Written task: Keep the images out and copy every entry below exactly.

--- Start Stored rows ---

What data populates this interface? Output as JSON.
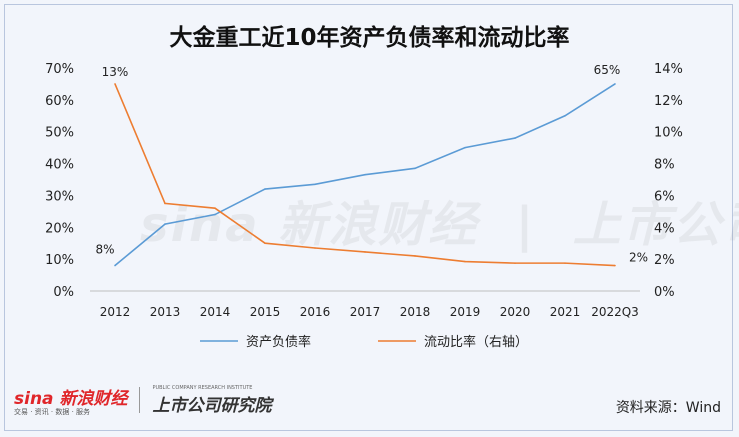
{
  "title": "大金重工近10年资产负债率和流动比率",
  "source": "资料来源：Wind",
  "watermark": {
    "brand": "sina 新浪财经",
    "brand_sub": "交易 · 资讯 · 数据 · 服务",
    "institute": "上市公司研究院",
    "institute_en": "PUBLIC COMPANY RESEARCH INSTITUTE"
  },
  "chart_data": {
    "type": "line",
    "categories": [
      "2012",
      "2013",
      "2014",
      "2015",
      "2016",
      "2017",
      "2018",
      "2019",
      "2020",
      "2021",
      "2022Q3"
    ],
    "y_left": {
      "ticks": [
        "0%",
        "10%",
        "20%",
        "30%",
        "40%",
        "50%",
        "60%",
        "70%"
      ],
      "ylim": [
        0,
        70
      ]
    },
    "y_right": {
      "ticks": [
        "0%",
        "2%",
        "4%",
        "6%",
        "8%",
        "10%",
        "12%",
        "14%"
      ],
      "ylim": [
        0,
        14
      ]
    },
    "series": [
      {
        "name": "资产负债率",
        "axis": "left",
        "color": "#5b9bd5",
        "values": [
          8,
          21,
          24,
          32,
          33.5,
          36.5,
          38.5,
          45,
          48,
          55,
          65
        ],
        "labels": {
          "0": "8%",
          "10": "65%"
        }
      },
      {
        "name": "流动比率（右轴）",
        "axis": "right",
        "color": "#ed7d31",
        "values": [
          13,
          5.5,
          5.2,
          3.0,
          2.7,
          2.45,
          2.2,
          1.85,
          1.75,
          1.75,
          1.6
        ],
        "labels": {
          "0": "13%",
          "10": "2%"
        }
      }
    ],
    "legend": "bottom",
    "grid": false
  }
}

--- End Stored rows ---

Response for this exercise:
What data populates this interface? Output as JSON.
{
  "title": "大金重工近10年资产负债率和流动比率",
  "source": "资料来源：Wind",
  "watermark": {
    "brand": "sina 新浪财经",
    "brand_sub": "交易 · 资讯 · 数据 · 服务",
    "institute": "上市公司研究院",
    "institute_en": "PUBLIC COMPANY RESEARCH INSTITUTE"
  },
  "chart_data": {
    "type": "line",
    "categories": [
      "2012",
      "2013",
      "2014",
      "2015",
      "2016",
      "2017",
      "2018",
      "2019",
      "2020",
      "2021",
      "2022Q3"
    ],
    "y_left": {
      "ticks": [
        "0%",
        "10%",
        "20%",
        "30%",
        "40%",
        "50%",
        "60%",
        "70%"
      ],
      "ylim": [
        0,
        70
      ]
    },
    "y_right": {
      "ticks": [
        "0%",
        "2%",
        "4%",
        "6%",
        "8%",
        "10%",
        "12%",
        "14%"
      ],
      "ylim": [
        0,
        14
      ]
    },
    "series": [
      {
        "name": "资产负债率",
        "axis": "left",
        "color": "#5b9bd5",
        "values": [
          8,
          21,
          24,
          32,
          33.5,
          36.5,
          38.5,
          45,
          48,
          55,
          65
        ],
        "labels": {
          "0": "8%",
          "10": "65%"
        }
      },
      {
        "name": "流动比率（右轴）",
        "axis": "right",
        "color": "#ed7d31",
        "values": [
          13,
          5.5,
          5.2,
          3.0,
          2.7,
          2.45,
          2.2,
          1.85,
          1.75,
          1.75,
          1.6
        ],
        "labels": {
          "0": "13%",
          "10": "2%"
        }
      }
    ],
    "legend": "bottom",
    "grid": false
  }
}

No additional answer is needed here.